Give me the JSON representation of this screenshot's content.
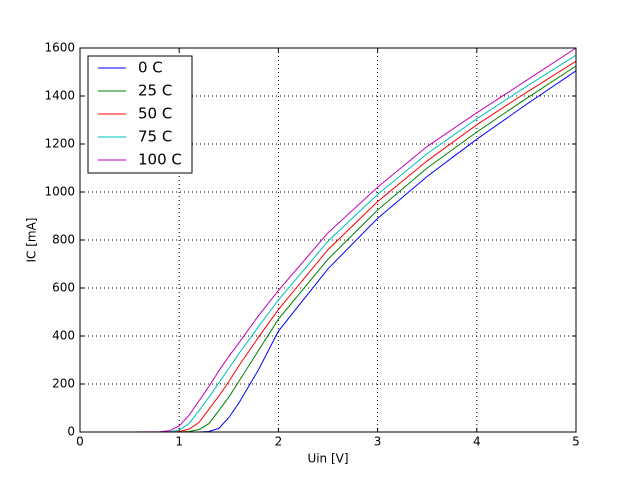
{
  "chart_data": {
    "type": "line",
    "xlabel": "Uin [V]",
    "ylabel": "IC [mA]",
    "x": [
      0,
      0.5,
      0.8,
      0.9,
      1.0,
      1.1,
      1.2,
      1.3,
      1.4,
      1.5,
      1.6,
      1.8,
      2.0,
      2.5,
      3.0,
      3.5,
      4.0,
      4.5,
      5.0
    ],
    "series": [
      {
        "name": "0 C",
        "color": "#0000ff",
        "values": [
          0,
          0,
          0,
          0,
          0,
          0,
          0,
          2,
          15,
          60,
          120,
          260,
          420,
          680,
          890,
          1065,
          1220,
          1365,
          1505
        ]
      },
      {
        "name": "25 C",
        "color": "#008000",
        "values": [
          0,
          0,
          0,
          0,
          0,
          2,
          10,
          35,
          90,
          145,
          210,
          340,
          470,
          720,
          925,
          1100,
          1250,
          1390,
          1525
        ]
      },
      {
        "name": "50 C",
        "color": "#ff0000",
        "values": [
          0,
          0,
          0,
          0,
          2,
          12,
          40,
          95,
          150,
          210,
          275,
          395,
          510,
          760,
          960,
          1130,
          1280,
          1415,
          1545
        ]
      },
      {
        "name": "75 C",
        "color": "#00bfbf",
        "values": [
          0,
          0,
          0,
          1,
          8,
          35,
          90,
          145,
          205,
          265,
          325,
          440,
          550,
          795,
          990,
          1160,
          1305,
          1440,
          1570
        ]
      },
      {
        "name": "100 C",
        "color": "#bf00bf",
        "values": [
          0,
          0,
          1,
          5,
          25,
          70,
          130,
          190,
          255,
          315,
          370,
          485,
          590,
          830,
          1020,
          1190,
          1330,
          1465,
          1600
        ]
      }
    ],
    "xlim": [
      0,
      5
    ],
    "xticks": [
      0,
      1,
      2,
      3,
      4,
      5
    ],
    "ylim": [
      0,
      1600
    ],
    "yticks": [
      0,
      200,
      400,
      600,
      800,
      1000,
      1200,
      1400,
      1600
    ],
    "grid": true,
    "legend": "upper left"
  }
}
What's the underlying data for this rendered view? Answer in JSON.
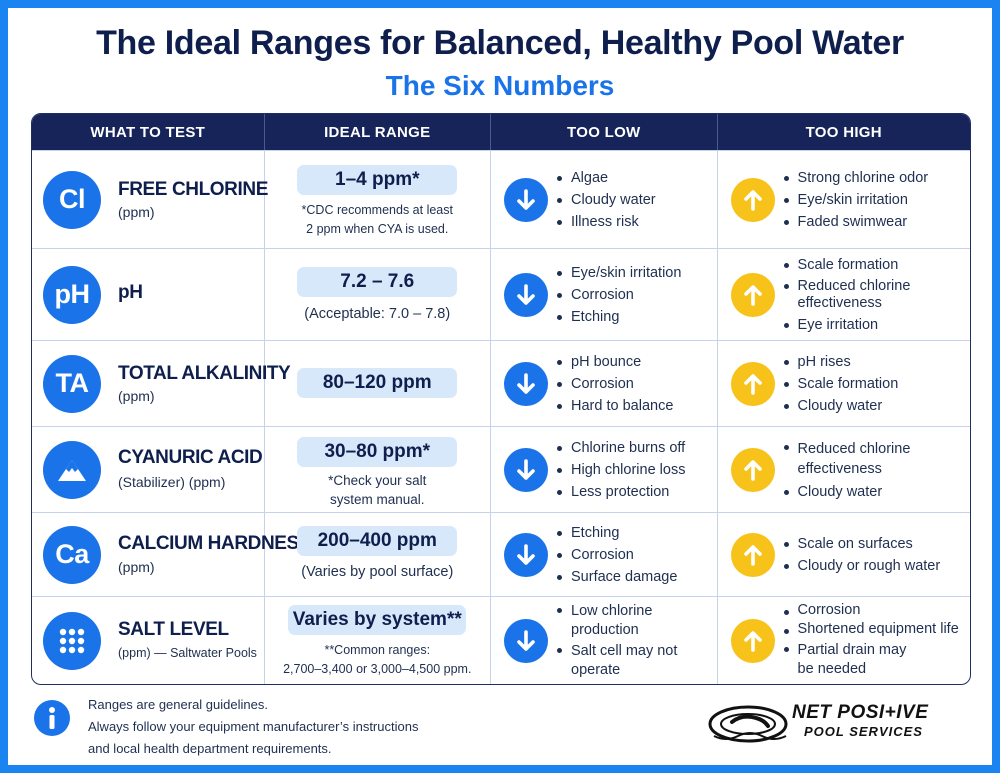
{
  "page": {
    "title": "The Ideal Ranges for Balanced, Healthy Pool Water",
    "subtitle": "The Six Numbers"
  },
  "colors": {
    "frame": "#1a84f0",
    "header_bg": "#16245a",
    "badge_blue": "#1a73e8",
    "arrow_up_yellow": "#f7c21a",
    "pill_bg": "#d7e8fb",
    "title_navy": "#0f1f4d"
  },
  "table": {
    "headers": [
      "WHAT TO TEST",
      "IDEAL RANGE",
      "TOO LOW",
      "TOO HIGH"
    ],
    "rows": [
      {
        "badge": "Cl",
        "name": "FREE CHLORINE",
        "unit": "(ppm)",
        "range": "1–4 ppm*",
        "note_lines": [
          "*CDC recommends at least",
          "2 ppm when CYA is used."
        ],
        "too_low": [
          "Algae",
          "Cloudy water",
          "Illness risk"
        ],
        "too_high": [
          "Strong chlorine odor",
          "Eye/skin irritation",
          "Faded swimwear"
        ]
      },
      {
        "badge": "pH",
        "name": "pH",
        "unit": "",
        "range": "7.2 – 7.6",
        "note_lines": [
          "(Acceptable: 7.0 – 7.8)"
        ],
        "too_low": [
          "Eye/skin irritation",
          "Corrosion",
          "Etching"
        ],
        "too_high": [
          "Scale formation",
          "Reduced chlorine effectiveness",
          "Eye irritation"
        ]
      },
      {
        "badge": "TA",
        "name": "TOTAL ALKALINITY",
        "unit": "(ppm)",
        "range": "80–120 ppm",
        "note_lines": [],
        "too_low": [
          "pH bounce",
          "Corrosion",
          "Hard to balance"
        ],
        "too_high": [
          "pH rises",
          "Scale formation",
          "Cloudy water"
        ]
      },
      {
        "badge_icon": "mountain-icon",
        "name": "CYANURIC ACID",
        "unit": "(Stabilizer) (ppm)",
        "range": "30–80 ppm*",
        "note_lines": [
          "*Check your salt",
          "system manual."
        ],
        "too_low": [
          "Chlorine burns off",
          "High chlorine loss",
          "Less protection"
        ],
        "too_high": [
          "Reduced chlorine effectiveness",
          "Cloudy water"
        ]
      },
      {
        "badge": "Ca",
        "name": "CALCIUM HARDNESS",
        "unit": "(ppm)",
        "range": "200–400 ppm",
        "note_lines": [
          "(Varies by pool surface)"
        ],
        "too_low": [
          "Etching",
          "Corrosion",
          "Surface damage"
        ],
        "too_high": [
          "Scale on surfaces",
          "Cloudy or rough water"
        ]
      },
      {
        "badge_icon": "dots-grid-icon",
        "name": "SALT LEVEL",
        "unit": "(ppm) — Saltwater Pools",
        "range": "Varies by system**",
        "note_lines": [
          "**Common ranges:",
          "2,700–3,400 or 3,000–4,500 ppm."
        ],
        "too_low": [
          "Low chlorine production",
          "Salt cell may not operate"
        ],
        "too_high": [
          "Corrosion",
          "Shortened equipment life",
          "Partial drain may be needed"
        ]
      }
    ]
  },
  "footer": {
    "icon": "info-icon",
    "lines": [
      "Ranges are general guidelines.",
      "Always follow your equipment manufacturer’s instructions",
      "and local health department requirements."
    ]
  },
  "logo": {
    "line1": "NET POSI+IVE",
    "line2": "POOL SERVICES",
    "icon": "pool-float-icon"
  }
}
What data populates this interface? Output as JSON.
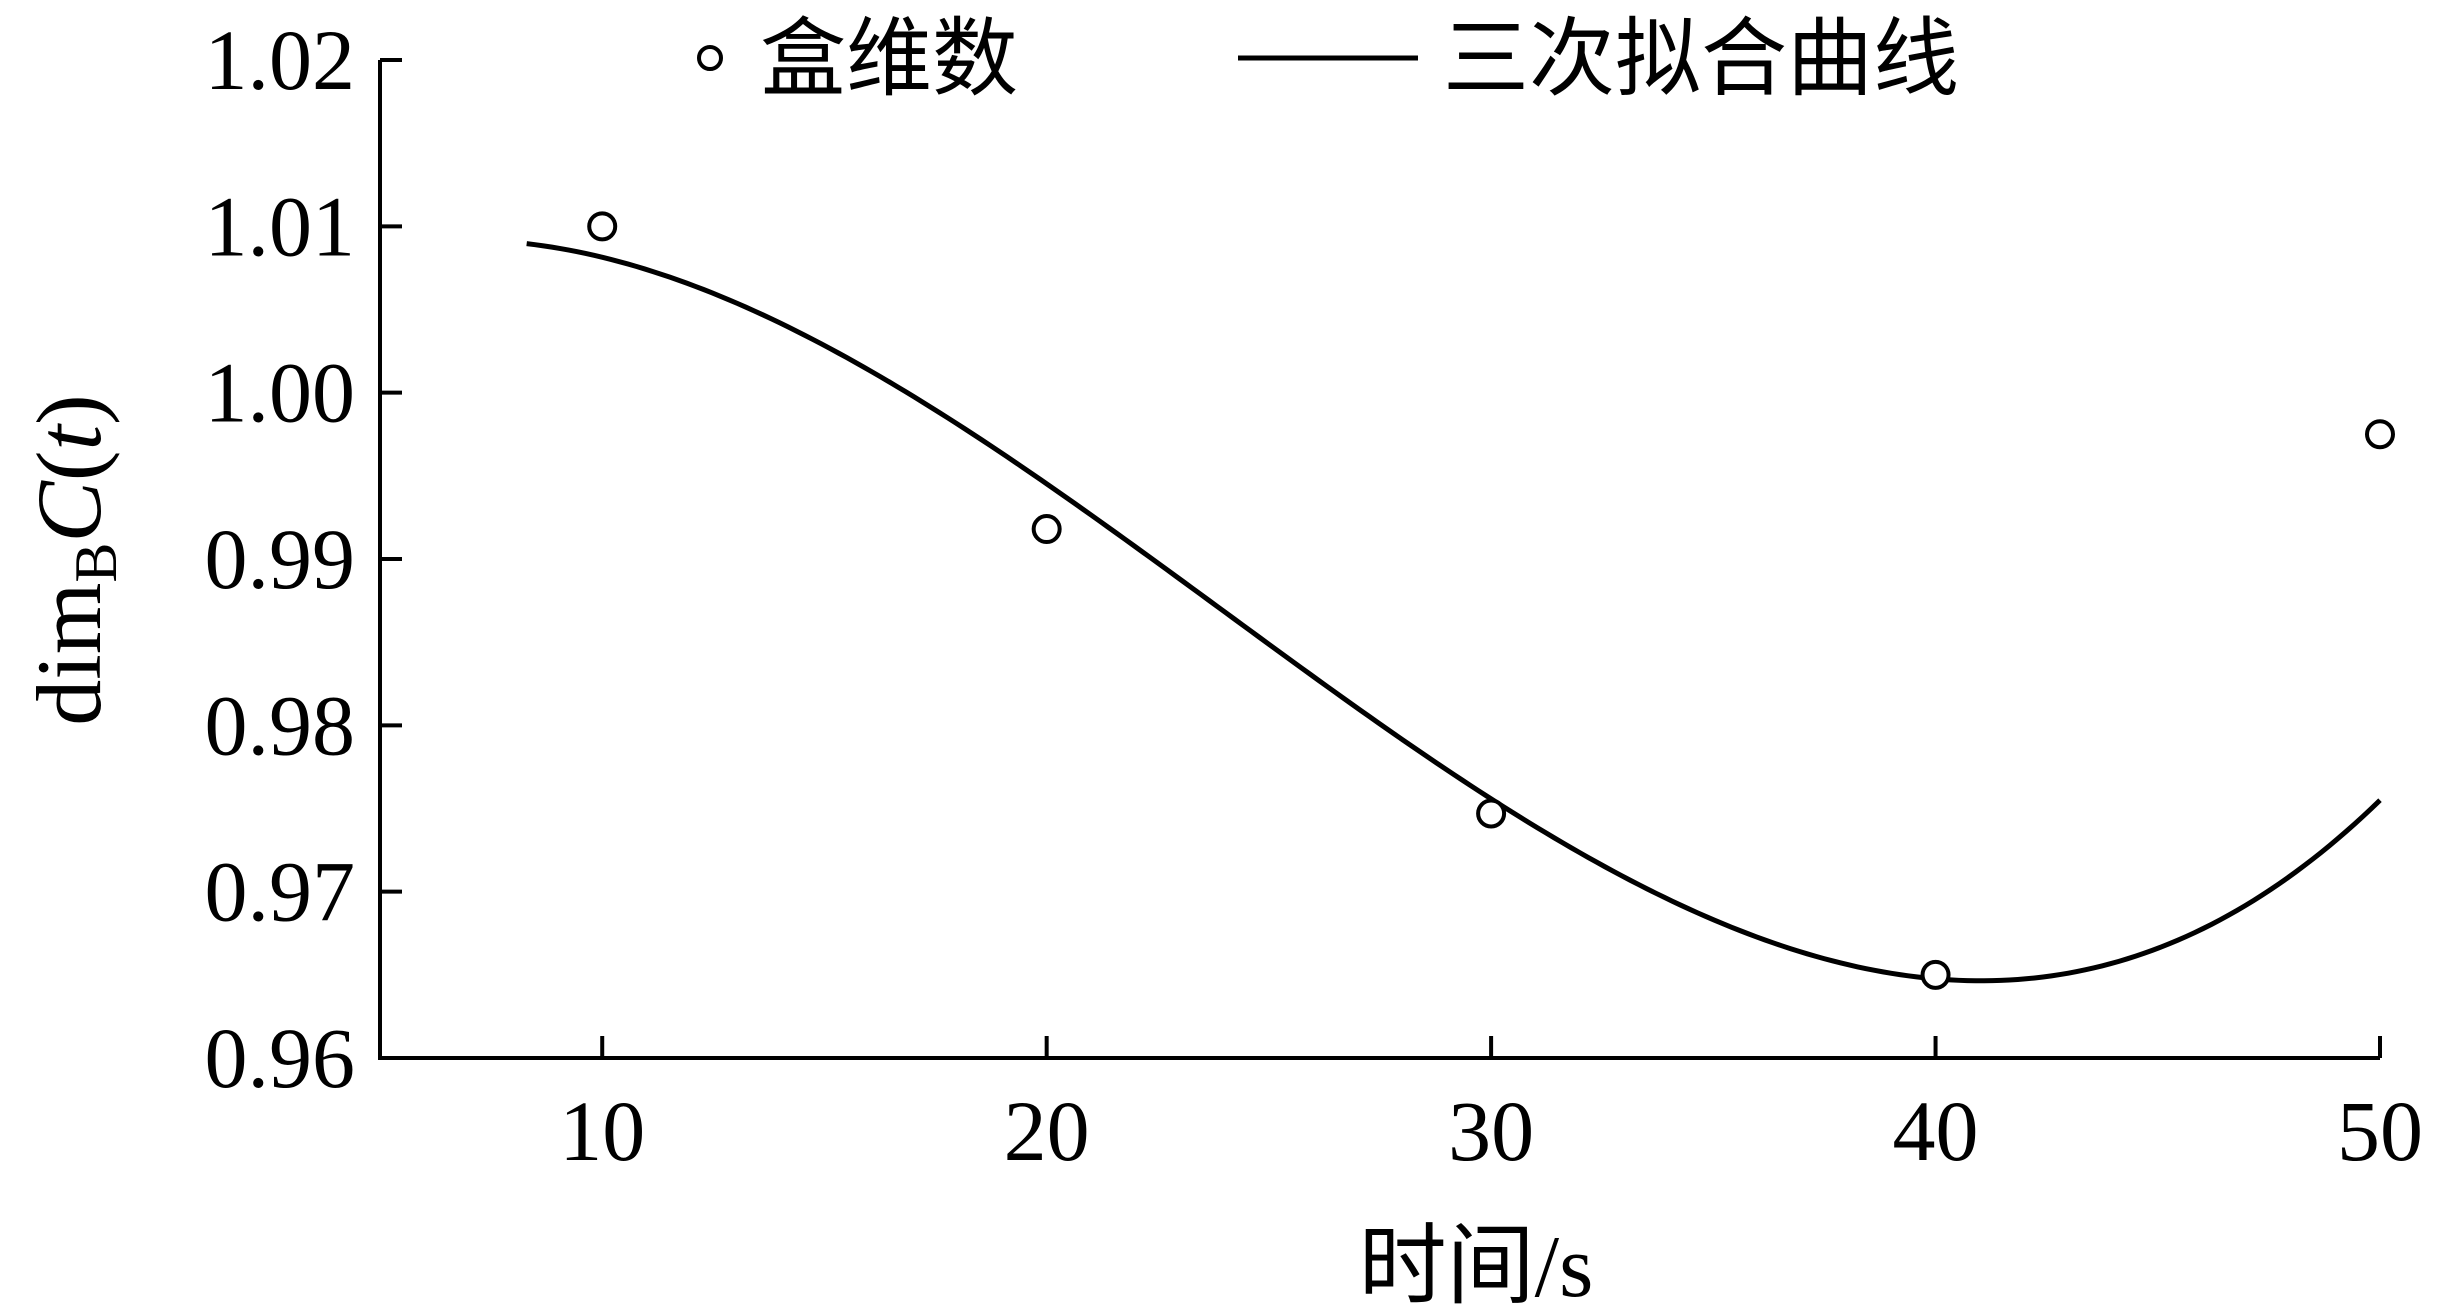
{
  "chart_data": {
    "type": "scatter",
    "xlabel": "时间/s",
    "ylabel": {
      "prefix": "dim",
      "subscript": "B",
      "symbol": "C",
      "open_paren": "(",
      "variable": "t",
      "close_paren": ")"
    },
    "xlim": [
      5,
      50
    ],
    "ylim": [
      0.96,
      1.02
    ],
    "x_ticks": [
      {
        "value": 10,
        "label": "10"
      },
      {
        "value": 20,
        "label": "20"
      },
      {
        "value": 30,
        "label": "30"
      },
      {
        "value": 40,
        "label": "40"
      },
      {
        "value": 50,
        "label": "50"
      }
    ],
    "y_ticks": [
      {
        "value": 0.96,
        "label": "0.96"
      },
      {
        "value": 0.97,
        "label": "0.97"
      },
      {
        "value": 0.98,
        "label": "0.98"
      },
      {
        "value": 0.99,
        "label": "0.99"
      },
      {
        "value": 1.0,
        "label": "1.00"
      },
      {
        "value": 1.01,
        "label": "1.01"
      },
      {
        "value": 1.02,
        "label": "1.02"
      }
    ],
    "grid": false,
    "legend_position": "top",
    "series": [
      {
        "name": "盒维数",
        "kind": "points",
        "marker": "open-circle",
        "x": [
          10,
          20,
          30,
          40,
          50
        ],
        "y": [
          1.01,
          0.9918,
          0.9747,
          0.965,
          0.9975
        ]
      },
      {
        "name": "三次拟合曲线",
        "kind": "line",
        "fit": "cubic",
        "x_range": [
          8.3,
          50
        ],
        "coefficients": [
          1.003,
          0.0019,
          -0.000161,
          2.24e-06
        ]
      }
    ],
    "colors": {
      "ink": "#000000",
      "background": "#ffffff"
    }
  }
}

══════════════════════════════

**Do this**
Repeat nothing but the lines from the one containing "What data populates" through the end of the entries, exactly, and skip the pictures.

**Response to the task**
What data populates this interface? Output as JSON.
{
  "chart_data": {
    "type": "scatter",
    "xlabel": "时间/s",
    "ylabel": {
      "prefix": "dim",
      "subscript": "B",
      "symbol": "C",
      "open_paren": "(",
      "variable": "t",
      "close_paren": ")"
    },
    "xlim": [
      5,
      50
    ],
    "ylim": [
      0.96,
      1.02
    ],
    "x_ticks": [
      {
        "value": 10,
        "label": "10"
      },
      {
        "value": 20,
        "label": "20"
      },
      {
        "value": 30,
        "label": "30"
      },
      {
        "value": 40,
        "label": "40"
      },
      {
        "value": 50,
        "label": "50"
      }
    ],
    "y_ticks": [
      {
        "value": 0.96,
        "label": "0.96"
      },
      {
        "value": 0.97,
        "label": "0.97"
      },
      {
        "value": 0.98,
        "label": "0.98"
      },
      {
        "value": 0.99,
        "label": "0.99"
      },
      {
        "value": 1.0,
        "label": "1.00"
      },
      {
        "value": 1.01,
        "label": "1.01"
      },
      {
        "value": 1.02,
        "label": "1.02"
      }
    ],
    "grid": false,
    "legend_position": "top",
    "series": [
      {
        "name": "盒维数",
        "kind": "points",
        "marker": "open-circle",
        "x": [
          10,
          20,
          30,
          40,
          50
        ],
        "y": [
          1.01,
          0.9918,
          0.9747,
          0.965,
          0.9975
        ]
      },
      {
        "name": "三次拟合曲线",
        "kind": "line",
        "fit": "cubic",
        "x_range": [
          8.3,
          50
        ],
        "coefficients": [
          1.003,
          0.0019,
          -0.000161,
          2.24e-06
        ]
      }
    ],
    "colors": {
      "ink": "#000000",
      "background": "#ffffff"
    }
  }
}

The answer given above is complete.